— Begin —

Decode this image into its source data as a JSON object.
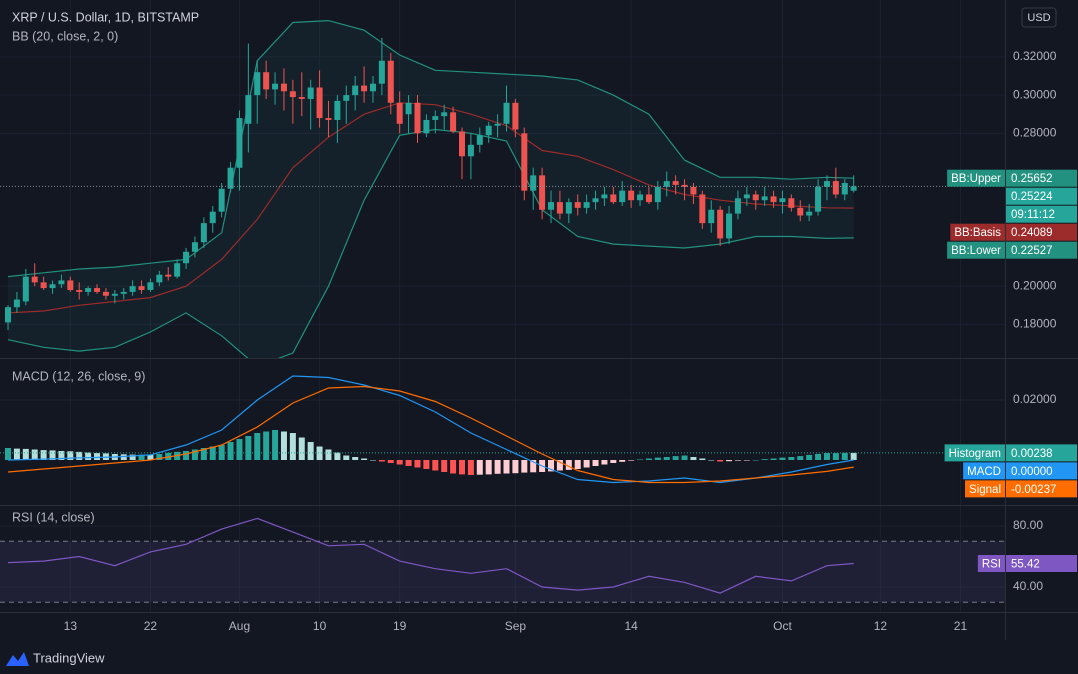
{
  "chart_data": [
    {
      "type": "candlestick",
      "title": "XRP / U.S. Dollar, 1D, BITSTAMP",
      "subtitle": "BB (20, close, 2, 0)",
      "currency": "USD",
      "countdown": "09:11:12",
      "up_color": "#26a69a",
      "down_color": "#ef5350",
      "band_fill": "rgba(38,166,154,0.07)",
      "x": [
        0,
        1,
        2,
        3,
        4,
        5,
        6,
        7,
        8,
        9,
        10,
        11,
        12,
        13,
        14,
        15,
        16,
        17,
        18,
        19,
        20,
        21,
        22,
        23,
        24,
        25,
        26,
        27,
        28,
        29,
        30,
        31,
        32,
        33,
        34,
        35,
        36,
        37,
        38,
        39,
        40,
        41,
        42,
        43,
        44,
        45,
        46,
        47,
        48,
        49,
        50,
        51,
        52,
        53,
        54,
        55,
        56,
        57,
        58,
        59,
        60,
        61,
        62,
        63,
        64,
        65,
        66,
        67,
        68,
        69,
        70,
        71,
        72,
        73,
        74,
        75,
        76,
        77,
        78,
        79,
        80,
        81,
        82,
        83,
        84,
        85,
        86,
        87,
        88,
        89,
        90,
        91,
        92,
        93,
        94,
        95
      ],
      "open": [
        0.181,
        0.189,
        0.192,
        0.205,
        0.202,
        0.199,
        0.201,
        0.203,
        0.198,
        0.197,
        0.199,
        0.197,
        0.195,
        0.196,
        0.197,
        0.2,
        0.198,
        0.202,
        0.206,
        0.205,
        0.212,
        0.218,
        0.223,
        0.233,
        0.239,
        0.251,
        0.262,
        0.285,
        0.3,
        0.312,
        0.303,
        0.306,
        0.302,
        0.299,
        0.298,
        0.304,
        0.288,
        0.287,
        0.297,
        0.3,
        0.305,
        0.302,
        0.306,
        0.318,
        0.296,
        0.29,
        0.296,
        0.28,
        0.287,
        0.289,
        0.291,
        0.281,
        0.268,
        0.274,
        0.279,
        0.284,
        0.285,
        0.296,
        0.28,
        0.25,
        0.258,
        0.24,
        0.244,
        0.238,
        0.244,
        0.241,
        0.244,
        0.246,
        0.248,
        0.244,
        0.25,
        0.245,
        0.248,
        0.244,
        0.252,
        0.255,
        0.253,
        0.252,
        0.248,
        0.233,
        0.24,
        0.225,
        0.238,
        0.246,
        0.248,
        0.245,
        0.247,
        0.244,
        0.246,
        0.241,
        0.237,
        0.239,
        0.252,
        0.255,
        0.248,
        0.25
      ],
      "high": [
        0.19,
        0.197,
        0.209,
        0.212,
        0.205,
        0.203,
        0.206,
        0.205,
        0.202,
        0.2,
        0.201,
        0.199,
        0.198,
        0.199,
        0.203,
        0.203,
        0.204,
        0.208,
        0.21,
        0.214,
        0.22,
        0.226,
        0.236,
        0.242,
        0.254,
        0.265,
        0.292,
        0.327,
        0.318,
        0.318,
        0.312,
        0.314,
        0.308,
        0.312,
        0.308,
        0.313,
        0.297,
        0.3,
        0.305,
        0.31,
        0.315,
        0.31,
        0.33,
        0.322,
        0.302,
        0.3,
        0.3,
        0.29,
        0.292,
        0.295,
        0.294,
        0.283,
        0.28,
        0.283,
        0.286,
        0.29,
        0.305,
        0.298,
        0.283,
        0.262,
        0.262,
        0.25,
        0.25,
        0.246,
        0.248,
        0.248,
        0.25,
        0.252,
        0.252,
        0.255,
        0.253,
        0.25,
        0.252,
        0.255,
        0.26,
        0.258,
        0.256,
        0.254,
        0.25,
        0.245,
        0.242,
        0.242,
        0.25,
        0.252,
        0.25,
        0.252,
        0.25,
        0.25,
        0.248,
        0.245,
        0.243,
        0.256,
        0.258,
        0.262,
        0.256,
        0.258
      ],
      "low": [
        0.177,
        0.186,
        0.19,
        0.2,
        0.198,
        0.196,
        0.199,
        0.197,
        0.193,
        0.195,
        0.196,
        0.193,
        0.191,
        0.193,
        0.195,
        0.196,
        0.197,
        0.2,
        0.203,
        0.204,
        0.209,
        0.215,
        0.22,
        0.228,
        0.236,
        0.249,
        0.25,
        0.27,
        0.285,
        0.298,
        0.295,
        0.292,
        0.285,
        0.289,
        0.282,
        0.283,
        0.278,
        0.275,
        0.285,
        0.292,
        0.296,
        0.296,
        0.3,
        0.29,
        0.28,
        0.28,
        0.275,
        0.278,
        0.28,
        0.282,
        0.28,
        0.256,
        0.256,
        0.27,
        0.275,
        0.278,
        0.281,
        0.278,
        0.245,
        0.24,
        0.235,
        0.233,
        0.235,
        0.233,
        0.237,
        0.238,
        0.24,
        0.242,
        0.243,
        0.242,
        0.241,
        0.242,
        0.243,
        0.24,
        0.247,
        0.248,
        0.245,
        0.243,
        0.23,
        0.228,
        0.221,
        0.222,
        0.235,
        0.242,
        0.24,
        0.242,
        0.241,
        0.238,
        0.239,
        0.234,
        0.234,
        0.237,
        0.245,
        0.246,
        0.245,
        0.249
      ],
      "close": [
        0.189,
        0.193,
        0.205,
        0.202,
        0.199,
        0.201,
        0.203,
        0.198,
        0.197,
        0.199,
        0.197,
        0.195,
        0.196,
        0.197,
        0.2,
        0.198,
        0.202,
        0.206,
        0.205,
        0.212,
        0.218,
        0.223,
        0.233,
        0.239,
        0.251,
        0.262,
        0.288,
        0.3,
        0.312,
        0.303,
        0.306,
        0.302,
        0.299,
        0.298,
        0.304,
        0.288,
        0.287,
        0.297,
        0.3,
        0.305,
        0.302,
        0.306,
        0.318,
        0.296,
        0.285,
        0.296,
        0.28,
        0.287,
        0.289,
        0.291,
        0.281,
        0.268,
        0.274,
        0.279,
        0.284,
        0.285,
        0.296,
        0.282,
        0.25,
        0.258,
        0.24,
        0.244,
        0.238,
        0.244,
        0.241,
        0.244,
        0.246,
        0.248,
        0.244,
        0.25,
        0.245,
        0.248,
        0.244,
        0.252,
        0.255,
        0.253,
        0.252,
        0.248,
        0.233,
        0.24,
        0.225,
        0.238,
        0.246,
        0.248,
        0.245,
        0.247,
        0.244,
        0.246,
        0.241,
        0.237,
        0.239,
        0.252,
        0.255,
        0.248,
        0.254,
        0.25224
      ],
      "series": [
        {
          "name": "BB:Upper",
          "color": "#22917f",
          "x": [
            0,
            4,
            8,
            12,
            16,
            20,
            24,
            28,
            32,
            36,
            40,
            44,
            48,
            52,
            56,
            60,
            64,
            68,
            72,
            76,
            80,
            84,
            88,
            92,
            95
          ],
          "values": [
            0.205,
            0.207,
            0.209,
            0.21,
            0.212,
            0.214,
            0.228,
            0.318,
            0.338,
            0.339,
            0.334,
            0.321,
            0.313,
            0.312,
            0.311,
            0.31,
            0.308,
            0.3,
            0.29,
            0.266,
            0.257,
            0.257,
            0.256,
            0.257,
            0.25652
          ]
        },
        {
          "name": "BB:Basis",
          "color": "#9c2b2b",
          "x": [
            0,
            4,
            8,
            12,
            16,
            20,
            24,
            28,
            32,
            36,
            40,
            44,
            48,
            52,
            56,
            60,
            64,
            68,
            72,
            76,
            80,
            84,
            88,
            92,
            95
          ],
          "values": [
            0.186,
            0.187,
            0.19,
            0.192,
            0.194,
            0.2,
            0.214,
            0.235,
            0.262,
            0.278,
            0.29,
            0.296,
            0.295,
            0.29,
            0.284,
            0.271,
            0.268,
            0.261,
            0.253,
            0.248,
            0.245,
            0.243,
            0.242,
            0.241,
            0.24089
          ]
        },
        {
          "name": "BB:Lower",
          "color": "#22917f",
          "x": [
            0,
            4,
            8,
            12,
            16,
            20,
            24,
            28,
            32,
            36,
            40,
            44,
            48,
            52,
            56,
            60,
            64,
            68,
            72,
            76,
            80,
            84,
            88,
            92,
            95
          ],
          "values": [
            0.172,
            0.168,
            0.166,
            0.168,
            0.176,
            0.186,
            0.174,
            0.158,
            0.165,
            0.2,
            0.245,
            0.279,
            0.282,
            0.28,
            0.276,
            0.24,
            0.226,
            0.222,
            0.221,
            0.22,
            0.222,
            0.226,
            0.226,
            0.225,
            0.22527
          ]
        }
      ],
      "xlim": [
        -0.9,
        112
      ],
      "xticks": [
        {
          "value": 7,
          "label": "13"
        },
        {
          "value": 16,
          "label": "22"
        },
        {
          "value": 26,
          "label": "Aug"
        },
        {
          "value": 35,
          "label": "10"
        },
        {
          "value": 44,
          "label": "19"
        },
        {
          "value": 57,
          "label": "Sep"
        },
        {
          "value": 70,
          "label": "14"
        },
        {
          "value": 87,
          "label": "Oct"
        },
        {
          "value": 98,
          "label": "12"
        },
        {
          "value": 107,
          "label": "21"
        }
      ],
      "ylim": [
        0.1624,
        0.3498
      ],
      "yticks": [
        {
          "value": 0.18,
          "label": "0.18000"
        },
        {
          "value": 0.2,
          "label": "0.20000"
        },
        {
          "value": 0.28,
          "label": "0.28000"
        },
        {
          "value": 0.3,
          "label": "0.30000"
        },
        {
          "value": 0.32,
          "label": "0.32000"
        }
      ]
    },
    {
      "type": "macd",
      "title": "MACD (12, 26, close, 9)",
      "series": [
        {
          "name": "Histogram",
          "type": "histogram",
          "color": "#26a69a",
          "colors": [
            "#26a69a",
            "#b2dfdb",
            "#ff5252",
            "#ffcdd2"
          ],
          "values": [
            0.004,
            0.0038,
            0.0037,
            0.0035,
            0.0033,
            0.0032,
            0.003,
            0.0029,
            0.0027,
            0.0025,
            0.0023,
            0.0022,
            0.002,
            0.0019,
            0.0018,
            0.0018,
            0.0017,
            0.002,
            0.0024,
            0.0027,
            0.003,
            0.0035,
            0.004,
            0.0045,
            0.005,
            0.006,
            0.007,
            0.008,
            0.009,
            0.0095,
            0.01,
            0.0095,
            0.009,
            0.0075,
            0.006,
            0.0045,
            0.0035,
            0.0025,
            0.0015,
            0.001,
            0.0005,
            0.0,
            -0.0005,
            -0.001,
            -0.0015,
            -0.002,
            -0.0025,
            -0.003,
            -0.0035,
            -0.004,
            -0.0045,
            -0.0048,
            -0.005,
            -0.0049,
            -0.0048,
            -0.0046,
            -0.0045,
            -0.0044,
            -0.0042,
            -0.0041,
            -0.004,
            -0.0038,
            -0.0035,
            -0.0033,
            -0.003,
            -0.0025,
            -0.002,
            -0.0015,
            -0.001,
            -0.0006,
            -0.0002,
            0.0002,
            0.0005,
            0.0008,
            0.001,
            0.0013,
            0.0015,
            0.001,
            0.0005,
            0.0,
            -0.0005,
            -0.0004,
            -0.0002,
            -0.0001,
            0.0,
            0.0003,
            0.0005,
            0.0008,
            0.001,
            0.0013,
            0.0017,
            0.002,
            0.0023,
            0.0023,
            0.0024,
            0.00238
          ]
        },
        {
          "name": "MACD",
          "color": "#2196f3",
          "x": [
            0,
            4,
            8,
            12,
            16,
            20,
            24,
            28,
            32,
            36,
            40,
            44,
            48,
            52,
            56,
            60,
            64,
            68,
            72,
            76,
            80,
            84,
            88,
            92,
            95
          ],
          "values": [
            0.0,
            0.0003,
            0.0007,
            0.001,
            0.0017,
            0.005,
            0.01,
            0.02,
            0.028,
            0.0275,
            0.025,
            0.0215,
            0.016,
            0.009,
            0.0035,
            -0.002,
            -0.0065,
            -0.0075,
            -0.007,
            -0.006,
            -0.0075,
            -0.006,
            -0.004,
            -0.0015,
            0
          ],
          "value_labels": [
            null,
            null,
            null,
            null,
            null,
            null,
            null,
            null,
            null,
            null,
            null,
            null,
            null,
            null,
            null,
            null,
            null,
            null,
            null,
            null,
            null,
            null,
            null,
            null,
            "0.00000"
          ]
        },
        {
          "name": "Signal",
          "color": "#ff6d00",
          "x": [
            0,
            4,
            8,
            12,
            16,
            20,
            24,
            28,
            32,
            36,
            40,
            44,
            48,
            52,
            56,
            60,
            64,
            68,
            72,
            76,
            80,
            84,
            88,
            92,
            95
          ],
          "values": [
            -0.004,
            -0.003,
            -0.002,
            -0.001,
            0.0,
            0.002,
            0.005,
            0.011,
            0.019,
            0.024,
            0.0245,
            0.023,
            0.0195,
            0.014,
            0.008,
            0.002,
            -0.0035,
            -0.0065,
            -0.0075,
            -0.0075,
            -0.007,
            -0.006,
            -0.005,
            -0.0038,
            -0.00237
          ]
        }
      ],
      "ylim": [
        -0.015,
        0.034
      ],
      "yticks": [
        {
          "value": 0.02,
          "label": "0.02000"
        }
      ]
    },
    {
      "type": "rsi",
      "title": "RSI (14, close)",
      "band": [
        30,
        70
      ],
      "band_color": "rgba(126,87,194,0.12)",
      "series": [
        {
          "name": "RSI",
          "color": "#7e57c2",
          "x": [
            0,
            4,
            8,
            12,
            16,
            20,
            24,
            28,
            32,
            36,
            40,
            44,
            48,
            52,
            56,
            60,
            64,
            68,
            72,
            76,
            80,
            84,
            88,
            92,
            95
          ],
          "values": [
            56,
            57,
            60,
            54,
            63,
            68,
            78,
            85,
            76,
            67,
            68,
            57,
            52,
            49,
            52,
            40,
            38,
            40,
            47,
            43,
            36,
            47,
            44,
            54,
            55.42
          ]
        }
      ],
      "ylim": [
        23.6,
        93.8
      ],
      "yticks": [
        {
          "value": 40,
          "label": "40.00"
        },
        {
          "value": 80,
          "label": "80.00"
        }
      ]
    }
  ],
  "footer": "TradingView"
}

— End —

◆ PROBLEM
In the entries above, identify every line with the string "rgba".

◆ EXERCISE RESPONSE
      "band_fill": "rgba(38,166,154,0.07)",
      "band_color": "rgba(126,87,194,0.12)",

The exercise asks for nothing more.